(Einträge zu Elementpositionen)

#####

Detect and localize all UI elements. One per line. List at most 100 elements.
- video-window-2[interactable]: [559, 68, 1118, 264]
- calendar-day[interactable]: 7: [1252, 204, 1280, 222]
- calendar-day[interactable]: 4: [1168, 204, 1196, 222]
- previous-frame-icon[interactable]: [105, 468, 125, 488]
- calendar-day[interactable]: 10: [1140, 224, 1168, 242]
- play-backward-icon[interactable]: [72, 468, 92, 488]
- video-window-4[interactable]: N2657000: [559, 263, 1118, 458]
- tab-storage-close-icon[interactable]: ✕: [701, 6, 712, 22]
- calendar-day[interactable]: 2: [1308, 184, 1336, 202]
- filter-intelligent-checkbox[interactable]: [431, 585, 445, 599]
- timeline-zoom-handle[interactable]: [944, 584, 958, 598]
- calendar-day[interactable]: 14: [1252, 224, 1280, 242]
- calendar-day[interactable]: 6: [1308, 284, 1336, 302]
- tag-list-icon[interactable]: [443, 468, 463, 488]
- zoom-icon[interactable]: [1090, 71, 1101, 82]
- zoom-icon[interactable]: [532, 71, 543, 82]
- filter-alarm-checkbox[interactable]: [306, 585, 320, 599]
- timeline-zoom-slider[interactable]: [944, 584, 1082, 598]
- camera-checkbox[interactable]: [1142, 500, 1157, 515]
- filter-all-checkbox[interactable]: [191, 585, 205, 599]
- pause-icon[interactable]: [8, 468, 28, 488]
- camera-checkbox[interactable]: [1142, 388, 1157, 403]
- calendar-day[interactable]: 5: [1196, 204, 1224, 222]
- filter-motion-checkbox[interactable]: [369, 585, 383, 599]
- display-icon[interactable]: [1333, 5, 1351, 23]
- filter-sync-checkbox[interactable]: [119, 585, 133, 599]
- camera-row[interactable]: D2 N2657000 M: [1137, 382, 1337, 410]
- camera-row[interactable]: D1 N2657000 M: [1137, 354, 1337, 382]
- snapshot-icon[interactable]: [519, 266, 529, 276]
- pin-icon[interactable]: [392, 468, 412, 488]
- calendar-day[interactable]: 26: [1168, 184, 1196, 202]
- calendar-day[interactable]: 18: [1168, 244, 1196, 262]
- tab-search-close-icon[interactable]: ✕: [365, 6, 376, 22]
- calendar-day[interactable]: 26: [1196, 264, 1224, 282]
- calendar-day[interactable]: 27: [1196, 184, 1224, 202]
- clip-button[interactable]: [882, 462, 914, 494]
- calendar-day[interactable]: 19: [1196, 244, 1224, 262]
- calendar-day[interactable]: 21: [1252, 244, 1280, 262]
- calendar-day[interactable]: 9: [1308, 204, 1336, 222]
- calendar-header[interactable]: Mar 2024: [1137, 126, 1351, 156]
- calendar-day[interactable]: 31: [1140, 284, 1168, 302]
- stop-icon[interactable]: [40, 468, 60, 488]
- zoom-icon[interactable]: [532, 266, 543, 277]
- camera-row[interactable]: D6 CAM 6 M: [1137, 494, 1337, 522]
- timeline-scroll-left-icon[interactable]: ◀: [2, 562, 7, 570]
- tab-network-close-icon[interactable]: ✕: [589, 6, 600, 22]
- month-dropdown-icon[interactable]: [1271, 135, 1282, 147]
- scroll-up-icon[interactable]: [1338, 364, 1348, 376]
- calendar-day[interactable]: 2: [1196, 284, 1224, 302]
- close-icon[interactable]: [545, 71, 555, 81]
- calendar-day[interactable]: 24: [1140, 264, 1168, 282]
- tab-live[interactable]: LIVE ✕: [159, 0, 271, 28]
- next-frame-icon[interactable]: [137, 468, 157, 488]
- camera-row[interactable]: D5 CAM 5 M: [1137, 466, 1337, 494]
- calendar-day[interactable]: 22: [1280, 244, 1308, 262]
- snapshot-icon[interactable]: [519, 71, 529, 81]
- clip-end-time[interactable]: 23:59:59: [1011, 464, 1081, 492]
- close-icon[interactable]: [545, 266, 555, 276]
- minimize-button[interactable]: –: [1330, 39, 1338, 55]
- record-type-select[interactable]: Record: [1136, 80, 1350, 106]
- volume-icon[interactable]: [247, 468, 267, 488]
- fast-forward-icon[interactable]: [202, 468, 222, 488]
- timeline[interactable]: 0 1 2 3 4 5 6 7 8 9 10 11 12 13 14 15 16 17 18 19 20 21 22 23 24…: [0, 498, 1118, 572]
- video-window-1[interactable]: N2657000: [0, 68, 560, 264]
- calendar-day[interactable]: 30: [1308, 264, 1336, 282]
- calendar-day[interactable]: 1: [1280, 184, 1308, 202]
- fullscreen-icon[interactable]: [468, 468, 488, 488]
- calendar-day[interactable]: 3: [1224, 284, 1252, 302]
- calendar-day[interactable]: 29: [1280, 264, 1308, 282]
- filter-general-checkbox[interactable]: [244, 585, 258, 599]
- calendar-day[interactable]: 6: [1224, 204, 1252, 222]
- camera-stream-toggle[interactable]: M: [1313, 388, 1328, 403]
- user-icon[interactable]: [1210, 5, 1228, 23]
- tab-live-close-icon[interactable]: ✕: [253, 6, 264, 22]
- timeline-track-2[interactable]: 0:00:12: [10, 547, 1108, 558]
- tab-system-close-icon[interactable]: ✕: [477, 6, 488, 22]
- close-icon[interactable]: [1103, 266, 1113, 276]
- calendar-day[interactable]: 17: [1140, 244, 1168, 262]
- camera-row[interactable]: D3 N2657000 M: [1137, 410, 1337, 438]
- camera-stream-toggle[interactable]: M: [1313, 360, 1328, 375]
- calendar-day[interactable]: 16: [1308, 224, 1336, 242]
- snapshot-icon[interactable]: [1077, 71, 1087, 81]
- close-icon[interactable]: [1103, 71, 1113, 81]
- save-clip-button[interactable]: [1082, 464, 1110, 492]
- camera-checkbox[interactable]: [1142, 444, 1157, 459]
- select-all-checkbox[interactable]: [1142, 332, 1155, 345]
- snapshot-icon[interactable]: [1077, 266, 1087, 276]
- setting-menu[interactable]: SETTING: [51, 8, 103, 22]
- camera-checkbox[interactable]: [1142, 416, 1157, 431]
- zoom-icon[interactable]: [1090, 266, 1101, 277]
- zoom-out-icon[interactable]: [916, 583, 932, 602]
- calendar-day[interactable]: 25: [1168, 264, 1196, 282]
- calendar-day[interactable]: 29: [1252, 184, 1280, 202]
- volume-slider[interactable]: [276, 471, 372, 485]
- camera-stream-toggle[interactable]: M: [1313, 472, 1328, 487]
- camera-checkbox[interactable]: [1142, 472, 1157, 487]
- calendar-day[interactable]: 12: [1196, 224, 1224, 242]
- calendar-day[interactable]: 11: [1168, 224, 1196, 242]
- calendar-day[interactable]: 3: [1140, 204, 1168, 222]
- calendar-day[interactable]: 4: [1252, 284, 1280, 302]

#####

Stelle sämtliche Datensätze oben als JSON-Liste von Zeichenketten dar, mit einer Zeichenkette je Zeile und ohne Leerzeilen.

* Erledigte Aufgabe *
[
  "Detect and localize all UI elements. One per line. List at most 100 elements.",
  "- video-window-2[interactable]: [559, 68, 1118, 264]",
  "- calendar-day[interactable]: 7: [1252, 204, 1280, 222]",
  "- calendar-day[interactable]: 4: [1168, 204, 1196, 222]",
  "- previous-frame-icon[interactable]: [105, 468, 125, 488]",
  "- calendar-day[interactable]: 10: [1140, 224, 1168, 242]",
  "- play-backward-icon[interactable]: [72, 468, 92, 488]",
  "- video-window-4[interactable]: N2657000: [559, 263, 1118, 458]",
  "- tab-storage-close-icon[interactable]: ✕: [701, 6, 712, 22]",
  "- calendar-day[interactable]: 2: [1308, 184, 1336, 202]",
  "- filter-intelligent-checkbox[interactable]: [431, 585, 445, 599]",
  "- timeline-zoom-handle[interactable]: [944, 584, 958, 598]",
  "- calendar-day[interactable]: 14: [1252, 224, 1280, 242]",
  "- calendar-day[interactable]: 6: [1308, 284, 1336, 302]",
  "- tag-list-icon[interactable]: [443, 468, 463, 488]",
  "- zoom-icon[interactable]: [1090, 71, 1101, 82]",
  "- zoom-icon[interactable]: [532, 71, 543, 82]",
  "- filter-alarm-checkbox[interactable]: [306, 585, 320, 599]",
  "- timeline-zoom-slider[interactable]: [944, 584, 1082, 598]",
  "- camera-checkbox[interactable]: [1142, 500, 1157, 515]",
  "- filter-all-checkbox[interactable]: [191, 585, 205, 599]",
  "- pause-icon[interactable]: [8, 468, 28, 488]",
  "- camera-checkbox[interactable]: [1142, 388, 1157, 403]",
  "- calendar-day[interactable]: 5: [1196, 204, 1224, 222]",
  "- filter-motion-checkbox[interactable]: [369, 585, 383, 599]",
  "- display-icon[interactable]: [1333, 5, 1351, 23]",
  "- filter-sync-checkbox[interactable]: [119, 585, 133, 599]",
  "- camera-row[interactable]: D2 N2657000 M: [1137, 382, 1337, 410]",
  "- camera-row[interactable]: D1 N2657000 M: [1137, 354, 1337, 382]",
  "- snapshot-icon[interactable]: [519, 266, 529, 276]",
  "- pin-icon[interactable]: [392, 468, 412, 488]",
  "- calendar-day[interactable]: 26: [1168, 184, 1196, 202]",
  "- calendar-day[interactable]: 18: [1168, 244, 1196, 262]",
  "- tab-search-close-icon[interactable]: ✕: [365, 6, 376, 22]",
  "- calendar-day[interactable]: 26: [1196, 264, 1224, 282]",
  "- calendar-day[interactable]: 27: [1196, 184, 1224, 202]",
  "- clip-button[interactable]: [882, 462, 914, 494]",
  "- calendar-day[interactable]: 19: [1196, 244, 1224, 262]",
  "- calendar-day[interactable]: 21: [1252, 244, 1280, 262]",
  "- calendar-day[interactable]: 9: [1308, 204, 1336, 222]",
  "- calendar-header[interactable]: Mar 2024: [1137, 126, 1351, 156]",
  "- calendar-day[interactable]: 31: [1140, 284, 1168, 302]",
  "- stop-icon[interactable]: [40, 468, 60, 488]",
  "- zoom-icon[interactable]: [532, 266, 543, 277]",
  "- camera-row[interactable]: D6 CAM 6 M: [1137, 494, 1337, 522]",
  "- timeline-scroll-left-icon[interactable]: ◀: [2, 562, 7, 570]",
  "- tab-network-close-icon[interactable]: ✕: [589, 6, 600, 22]",
  "- month-dropdown-icon[interactable]: [1271, 135, 1282, 147]",
  "- scroll-up-icon[interactable]: [1338, 364, 1348, 376]",
  "- calendar-day[interactable]: 2: [1196, 284, 1224, 302]",
  "- close-icon[interactable]: [545, 71, 555, 81]",
  "- calendar-day[interactable]: 24: [1140, 264, 1168, 282]",
  "- tab-live[interactable]: LIVE ✕: [159, 0, 271, 28]",
  "- next-frame-icon[interactable]: [137, 468, 157, 488]",
  "- camera-row[interactable]: D5 CAM 5 M: [1137, 466, 1337, 494]",
  "- calendar-day[interactable]: 22: [1280, 244, 1308, 262]",
  "- snapshot-icon[interactable]: [519, 71, 529, 81]",
  "- clip-end-time[interactable]: 23:59:59: [1011, 464, 1081, 492]",
  "- close-icon[interactable]: [545, 266, 555, 276]",
  "- minimize-button[interactable]: –: [1330, 39, 1338, 55]",
  "- record-type-select[interactable]: Record: [1136, 80, 1350, 106]",
  "- volume-icon[interactable]: [247, 468, 267, 488]",
  "- fast-forward-icon[interactable]: [202, 468, 222, 488]",
  "- timeline[interactable]: 0 1 2 3 4 5 6 7 8 9 10 11 12 13 14 15 16 17 18 19 20 21 22 23 24…: [0, 498, 1118, 572]",
  "- video-window-1[interactable]: N2657000: [0, 68, 560, 264]",
  "- calendar-day[interactable]: 30: [1308, 264, 1336, 282]",
  "- calendar-day[interactable]: 1: [1280, 184, 1308, 202]",
  "- fullscreen-icon[interactable]: [468, 468, 488, 488]",
  "- calendar-day[interactable]: 3: [1224, 284, 1252, 302]",
  "- calendar-day[interactable]: 29: [1280, 264, 1308, 282]",
  "- filter-general-checkbox[interactable]: [244, 585, 258, 599]",
  "- calendar-day[interactable]: 6: [1224, 204, 1252, 222]",
  "- camera-stream-toggle[interactable]: M: [1313, 388, 1328, 403]",
  "- user-icon[interactable]: [1210, 5, 1228, 23]",
  "- tab-live-close-icon[interactable]: ✕: [253, 6, 264, 22]",
  "- timeline-track-2[interactable]: 0:00:12: [10, 547, 1108, 558]",
  "- tab-system-close-icon[interactable]: ✕: [477, 6, 488, 22]",
  "- close-icon[interactable]: [1103, 266, 1113, 276]",
  "- calendar-day[interactable]: 17: [1140, 244, 1168, 262]",
  "- camera-row[interactable]: D3 N2657000 M: [1137, 410, 1337, 438]",
  "- camera-stream-toggle[interactable]: M: [1313, 360, 1328, 375]",
  "- calendar-day[interactable]: 16: [1308, 224, 1336, 242]",
  "- snapshot-icon[interactable]: [1077, 71, 1087, 81]",
  "- close-icon[interactable]: [1103, 71, 1113, 81]",
  "- save-clip-button[interactable]: [1082, 464, 1110, 492]",
  "- camera-checkbox[interactable]: [1142, 444, 1157, 459]",
  "- select-all-checkbox[interactable]: [1142, 332, 1155, 345]",
  "- snapshot-icon[interactable]: [1077, 266, 1087, 276]",
  "- setting-menu[interactable]: SETTING: [51, 8, 103, 22]",
  "- camera-checkbox[interactable]: [1142, 416, 1157, 431]",
  "- zoom-icon[interactable]: [1090, 266, 1101, 277]",
  "- zoom-out-icon[interactable]: [916, 583, 932, 602]",
  "- calendar-day[interactable]: 25: [1168, 264, 1196, 282]",
  "- calendar-day[interactable]: 29: [1252, 184, 1280, 202]",
  "- volume-slider[interactable]: [276, 471, 372, 485]",
  "- camera-stream-toggle[interactable]: M: [1313, 472, 1328, 487]",
  "- camera-checkbox[interactable]: [1142, 472, 1157, 487]",
  "- calendar-day[interactable]: 12: [1196, 224, 1224, 242]",
  "- calendar-day[interactable]: 11: [1168, 224, 1196, 242]",
  "- calendar-day[interactable]: 3: [1140, 204, 1168, 222]",
  "- calendar-day[interactable]: 4: [1252, 284, 1280, 302]"
]